Repeat the material below exactly, with no pictures.

___ RECORDED INFORMATION ___

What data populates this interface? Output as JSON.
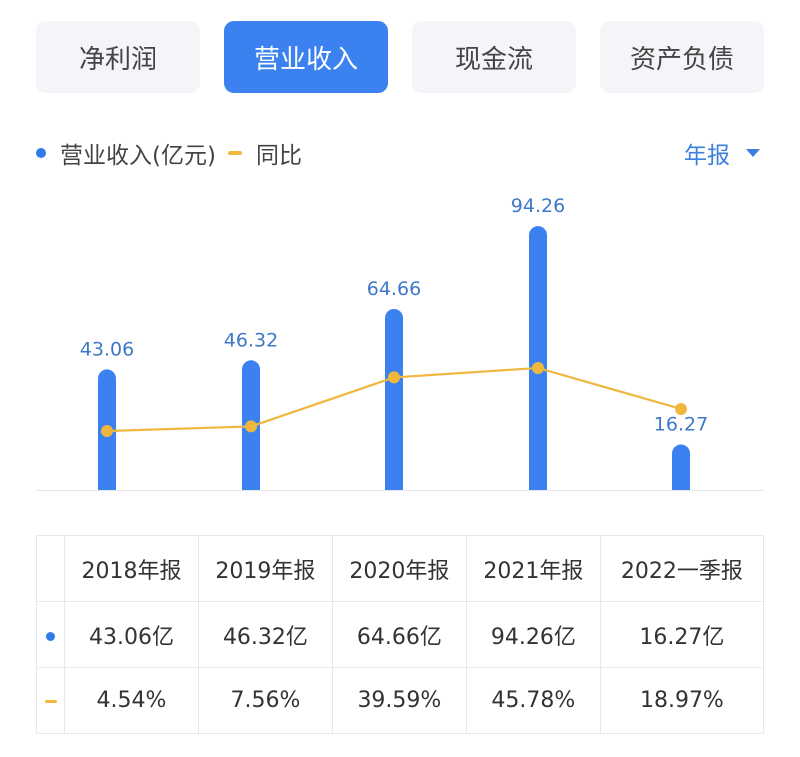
{
  "tabs": [
    {
      "label": "净利润",
      "active": false
    },
    {
      "label": "营业收入",
      "active": true
    },
    {
      "label": "现金流",
      "active": false
    },
    {
      "label": "资产负债",
      "active": false
    }
  ],
  "legend": {
    "revenue_label": "营业收入(亿元)",
    "yoy_label": "同比"
  },
  "period": {
    "selected": "年报"
  },
  "colors": {
    "bar": "#3b82f0",
    "line": "#f0b73e",
    "accent": "#3b7fe0",
    "negative_pct": "#d8474b"
  },
  "chart_data": {
    "type": "bar",
    "categories": [
      "2018年报",
      "2019年报",
      "2020年报",
      "2021年报",
      "2022一季报"
    ],
    "series": [
      {
        "name": "营业收入(亿元)",
        "type": "bar",
        "values": [
          43.06,
          46.32,
          64.66,
          94.26,
          16.27
        ]
      },
      {
        "name": "同比",
        "type": "line",
        "values": [
          4.54,
          7.56,
          39.59,
          45.78,
          18.97
        ]
      }
    ],
    "data_labels": [
      "43.06",
      "46.32",
      "64.66",
      "94.26",
      "16.27"
    ],
    "legend_position": "top-left",
    "grid": false
  },
  "table": {
    "headers": [
      "2018年报",
      "2019年报",
      "2020年报",
      "2021年报",
      "2022一季报"
    ],
    "revenue_row": [
      "43.06亿",
      "46.32亿",
      "64.66亿",
      "94.26亿",
      "16.27亿"
    ],
    "yoy_row": [
      "4.54%",
      "7.56%",
      "39.59%",
      "45.78%",
      "18.97%"
    ]
  }
}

___

RESULT FOR THIS EXERCISE |
What data populates this interface? Output as JSON.
{
  "tabs": [
    {
      "label": "净利润",
      "active": false
    },
    {
      "label": "营业收入",
      "active": true
    },
    {
      "label": "现金流",
      "active": false
    },
    {
      "label": "资产负债",
      "active": false
    }
  ],
  "legend": {
    "revenue_label": "营业收入(亿元)",
    "yoy_label": "同比"
  },
  "period": {
    "selected": "年报"
  },
  "colors": {
    "bar": "#3b82f0",
    "line": "#f0b73e",
    "accent": "#3b7fe0",
    "negative_pct": "#d8474b"
  },
  "chart_data": {
    "type": "bar",
    "categories": [
      "2018年报",
      "2019年报",
      "2020年报",
      "2021年报",
      "2022一季报"
    ],
    "series": [
      {
        "name": "营业收入(亿元)",
        "type": "bar",
        "values": [
          43.06,
          46.32,
          64.66,
          94.26,
          16.27
        ]
      },
      {
        "name": "同比",
        "type": "line",
        "values": [
          4.54,
          7.56,
          39.59,
          45.78,
          18.97
        ]
      }
    ],
    "data_labels": [
      "43.06",
      "46.32",
      "64.66",
      "94.26",
      "16.27"
    ],
    "legend_position": "top-left",
    "grid": false
  },
  "table": {
    "headers": [
      "2018年报",
      "2019年报",
      "2020年报",
      "2021年报",
      "2022一季报"
    ],
    "revenue_row": [
      "43.06亿",
      "46.32亿",
      "64.66亿",
      "94.26亿",
      "16.27亿"
    ],
    "yoy_row": [
      "4.54%",
      "7.56%",
      "39.59%",
      "45.78%",
      "18.97%"
    ]
  }
}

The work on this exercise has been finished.